Copy out every line in which the string "número" occurs.

*Extracted records:*
— Start —

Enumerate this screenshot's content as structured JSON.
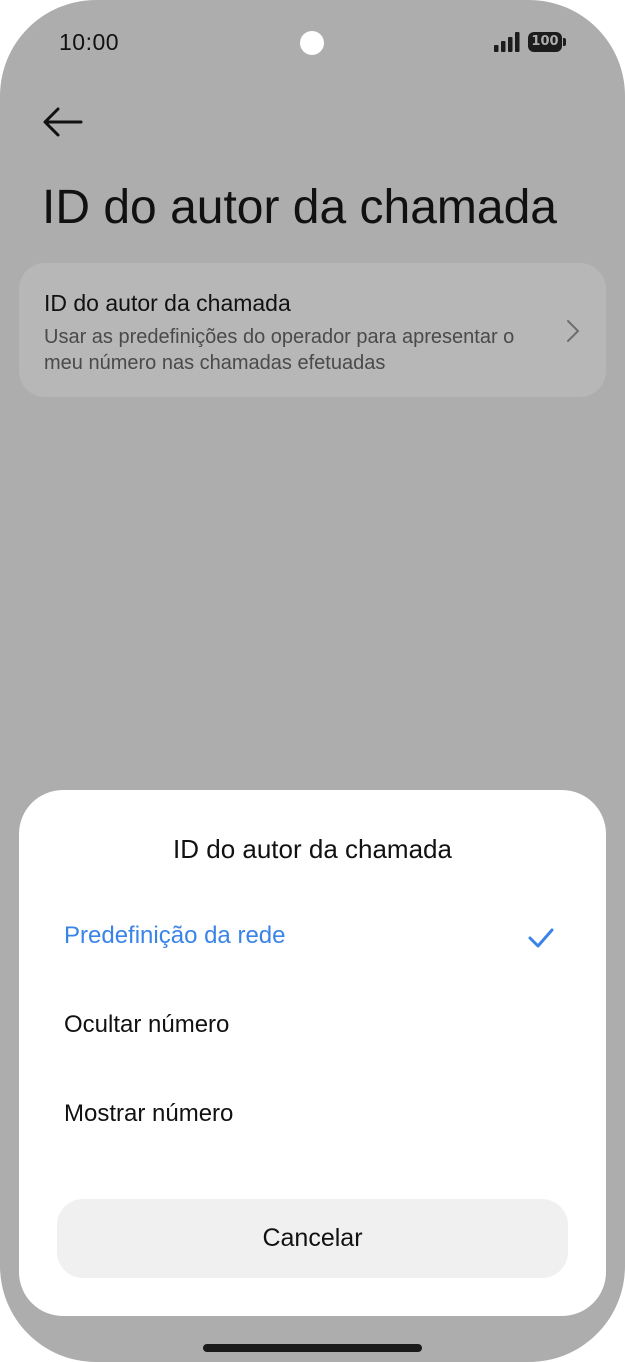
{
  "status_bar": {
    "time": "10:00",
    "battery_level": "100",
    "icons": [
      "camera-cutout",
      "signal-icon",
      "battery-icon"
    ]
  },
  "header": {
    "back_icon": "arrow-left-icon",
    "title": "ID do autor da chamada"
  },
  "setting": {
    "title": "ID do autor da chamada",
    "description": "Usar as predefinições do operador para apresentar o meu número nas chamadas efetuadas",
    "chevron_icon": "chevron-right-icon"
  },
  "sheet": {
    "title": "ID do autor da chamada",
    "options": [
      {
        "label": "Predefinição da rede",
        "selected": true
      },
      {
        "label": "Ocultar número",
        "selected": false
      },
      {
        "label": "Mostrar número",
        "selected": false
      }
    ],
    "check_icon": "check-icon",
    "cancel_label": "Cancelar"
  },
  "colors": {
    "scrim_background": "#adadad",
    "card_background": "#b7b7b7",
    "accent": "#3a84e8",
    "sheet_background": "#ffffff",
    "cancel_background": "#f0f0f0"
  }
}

— End —
— Start —

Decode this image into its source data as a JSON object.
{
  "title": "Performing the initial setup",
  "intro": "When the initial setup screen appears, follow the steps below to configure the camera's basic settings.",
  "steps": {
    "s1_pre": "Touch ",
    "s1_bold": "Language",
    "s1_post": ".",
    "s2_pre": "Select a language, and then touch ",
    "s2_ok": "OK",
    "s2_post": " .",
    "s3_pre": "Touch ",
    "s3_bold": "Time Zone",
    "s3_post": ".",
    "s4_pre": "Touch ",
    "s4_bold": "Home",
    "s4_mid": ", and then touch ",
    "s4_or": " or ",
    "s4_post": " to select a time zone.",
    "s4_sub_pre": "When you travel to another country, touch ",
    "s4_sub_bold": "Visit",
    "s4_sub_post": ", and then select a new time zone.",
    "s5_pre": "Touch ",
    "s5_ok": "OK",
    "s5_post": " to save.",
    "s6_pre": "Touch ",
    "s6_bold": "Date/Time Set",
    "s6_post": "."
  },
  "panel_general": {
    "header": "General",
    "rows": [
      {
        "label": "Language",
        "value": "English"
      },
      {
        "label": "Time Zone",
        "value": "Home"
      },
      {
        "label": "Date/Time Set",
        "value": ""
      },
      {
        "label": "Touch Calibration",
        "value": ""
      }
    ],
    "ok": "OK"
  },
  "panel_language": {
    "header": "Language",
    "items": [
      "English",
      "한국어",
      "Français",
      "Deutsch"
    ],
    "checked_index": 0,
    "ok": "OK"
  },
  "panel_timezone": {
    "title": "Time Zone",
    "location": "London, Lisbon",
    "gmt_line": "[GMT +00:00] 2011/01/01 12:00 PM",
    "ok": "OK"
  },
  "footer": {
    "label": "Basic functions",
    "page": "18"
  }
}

— End —

*The solution:*
    "description": "Usar as predefinições do operador para apresentar o meu número nas chamadas efetuadas",
        "label": "Ocultar número",
        "label": "Mostrar número",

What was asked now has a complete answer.